## GIVEN DATA

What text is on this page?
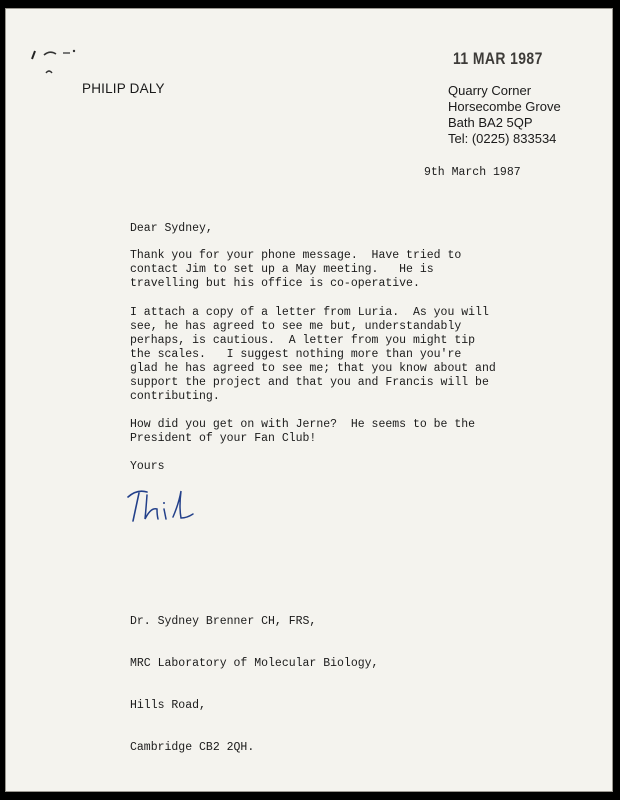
11 MAR 1987
PHILIP DALY	Quarry Corner
Horsecombe Grove
Bath BA2 5QP
Tel: (0225) 833534
9th March 1987
Dear Sydney,
Thank you for your phone message.  Have tried to
contact Jim to set up a May meeting.   He is
travelling but his office is co-operative.
I attach a copy of a letter from Luria.  As you will
see, he has agreed to see me but, understandably
perhaps, is cautious.  A letter from you might tip
the scales.   I suggest nothing more than you're
glad he has agreed to see me; that you know about and
support the project and that you and Francis will be
contributing.
How did you get on with Jerne?  He seems to be the
President of your Fan Club!
Yours

Dr. Sydney Brenner CH, FRS,

MRC Laboratory of Molecular Biology,

Hills Road,

Cambridge CB2 2QH.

## PROBLEM TO WORK ON
Output the entries above exactly. Drop the pictures.

## FINISHED ANSWER
What text is on this page?
11 MAR 1987
PHILIP DALY	Quarry Corner
Horsecombe Grove
Bath BA2 5QP
Tel: (0225) 833534
9th March 1987
Dear Sydney,
Thank you for your phone message.  Have tried to
contact Jim to set up a May meeting.   He is
travelling but his office is co-operative.
I attach a copy of a letter from Luria.  As you will
see, he has agreed to see me but, understandably
perhaps, is cautious.  A letter from you might tip
the scales.   I suggest nothing more than you're
glad he has agreed to see me; that you know about and
support the project and that you and Francis will be
contributing.
How did you get on with Jerne?  He seems to be the
President of your Fan Club!
Yours

Dr. Sydney Brenner CH, FRS,

MRC Laboratory of Molecular Biology,

Hills Road,

Cambridge CB2 2QH.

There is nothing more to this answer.